Stored data entries
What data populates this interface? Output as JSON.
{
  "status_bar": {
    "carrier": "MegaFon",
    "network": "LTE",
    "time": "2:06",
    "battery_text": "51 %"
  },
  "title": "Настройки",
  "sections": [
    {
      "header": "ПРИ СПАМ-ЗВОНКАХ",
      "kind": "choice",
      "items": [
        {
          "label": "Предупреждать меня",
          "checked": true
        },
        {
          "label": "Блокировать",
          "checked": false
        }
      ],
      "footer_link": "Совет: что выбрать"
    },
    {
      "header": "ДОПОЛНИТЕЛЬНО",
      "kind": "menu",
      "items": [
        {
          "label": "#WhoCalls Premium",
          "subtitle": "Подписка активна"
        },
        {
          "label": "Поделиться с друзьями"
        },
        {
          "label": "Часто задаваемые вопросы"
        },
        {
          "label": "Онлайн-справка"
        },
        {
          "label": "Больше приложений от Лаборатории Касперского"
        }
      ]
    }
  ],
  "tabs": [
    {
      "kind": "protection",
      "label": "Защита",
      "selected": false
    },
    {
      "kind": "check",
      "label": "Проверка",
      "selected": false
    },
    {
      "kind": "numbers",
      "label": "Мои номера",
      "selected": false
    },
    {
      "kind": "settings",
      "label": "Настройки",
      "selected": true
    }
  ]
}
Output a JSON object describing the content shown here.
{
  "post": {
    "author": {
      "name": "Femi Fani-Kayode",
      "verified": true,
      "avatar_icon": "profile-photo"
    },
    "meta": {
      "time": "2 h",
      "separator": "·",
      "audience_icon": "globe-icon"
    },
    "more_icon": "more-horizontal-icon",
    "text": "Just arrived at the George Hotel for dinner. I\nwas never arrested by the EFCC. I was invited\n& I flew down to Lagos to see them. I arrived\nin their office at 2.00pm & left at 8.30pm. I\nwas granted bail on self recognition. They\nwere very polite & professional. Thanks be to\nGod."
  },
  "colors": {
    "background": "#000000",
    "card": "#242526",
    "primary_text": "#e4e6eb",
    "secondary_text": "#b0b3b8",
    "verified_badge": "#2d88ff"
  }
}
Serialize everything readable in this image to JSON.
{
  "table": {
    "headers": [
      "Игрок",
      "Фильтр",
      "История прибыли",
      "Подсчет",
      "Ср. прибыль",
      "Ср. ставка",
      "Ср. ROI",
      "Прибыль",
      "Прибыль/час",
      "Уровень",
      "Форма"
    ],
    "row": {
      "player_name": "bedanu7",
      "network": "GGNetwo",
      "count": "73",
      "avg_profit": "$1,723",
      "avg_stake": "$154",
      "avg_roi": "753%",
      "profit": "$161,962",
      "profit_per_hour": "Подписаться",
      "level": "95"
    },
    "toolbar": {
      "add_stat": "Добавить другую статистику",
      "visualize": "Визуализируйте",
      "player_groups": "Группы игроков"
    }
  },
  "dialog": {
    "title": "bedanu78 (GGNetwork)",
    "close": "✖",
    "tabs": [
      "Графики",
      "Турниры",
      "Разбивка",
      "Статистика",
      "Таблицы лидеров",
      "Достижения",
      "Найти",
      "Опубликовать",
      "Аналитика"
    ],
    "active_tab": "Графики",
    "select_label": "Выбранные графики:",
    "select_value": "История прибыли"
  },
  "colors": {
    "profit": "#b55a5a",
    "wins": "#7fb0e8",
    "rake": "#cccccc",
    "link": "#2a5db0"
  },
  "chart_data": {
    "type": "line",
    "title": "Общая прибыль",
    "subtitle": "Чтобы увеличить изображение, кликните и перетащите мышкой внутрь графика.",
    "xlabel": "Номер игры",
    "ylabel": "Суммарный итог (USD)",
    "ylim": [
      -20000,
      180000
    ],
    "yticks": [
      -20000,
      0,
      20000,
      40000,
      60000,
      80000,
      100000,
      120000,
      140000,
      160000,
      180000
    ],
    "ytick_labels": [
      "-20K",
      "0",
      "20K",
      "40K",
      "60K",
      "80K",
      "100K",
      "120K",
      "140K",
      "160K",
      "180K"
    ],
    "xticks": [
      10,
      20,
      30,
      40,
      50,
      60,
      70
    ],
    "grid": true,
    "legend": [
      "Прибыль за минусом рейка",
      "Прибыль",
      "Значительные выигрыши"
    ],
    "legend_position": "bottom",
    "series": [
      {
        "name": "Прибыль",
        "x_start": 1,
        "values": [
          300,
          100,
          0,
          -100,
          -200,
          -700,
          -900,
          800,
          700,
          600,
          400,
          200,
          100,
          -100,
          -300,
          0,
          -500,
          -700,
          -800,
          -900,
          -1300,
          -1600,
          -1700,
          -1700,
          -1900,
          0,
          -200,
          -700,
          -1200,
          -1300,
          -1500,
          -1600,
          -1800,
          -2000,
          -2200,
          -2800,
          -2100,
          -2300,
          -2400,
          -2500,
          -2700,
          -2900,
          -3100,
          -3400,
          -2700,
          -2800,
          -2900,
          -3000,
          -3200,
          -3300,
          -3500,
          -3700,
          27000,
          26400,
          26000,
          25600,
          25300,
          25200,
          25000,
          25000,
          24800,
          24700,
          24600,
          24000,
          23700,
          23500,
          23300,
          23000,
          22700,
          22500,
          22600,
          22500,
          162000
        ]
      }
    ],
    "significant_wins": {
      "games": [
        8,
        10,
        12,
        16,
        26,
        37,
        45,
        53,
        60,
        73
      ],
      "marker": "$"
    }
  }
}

THE PROBLEM
Filter the listing above for the string "this" and copy every matching line.

FULL RESPONSE
What data populates this interface? Output as JSON.
Serialize everything readable in this image to JSON.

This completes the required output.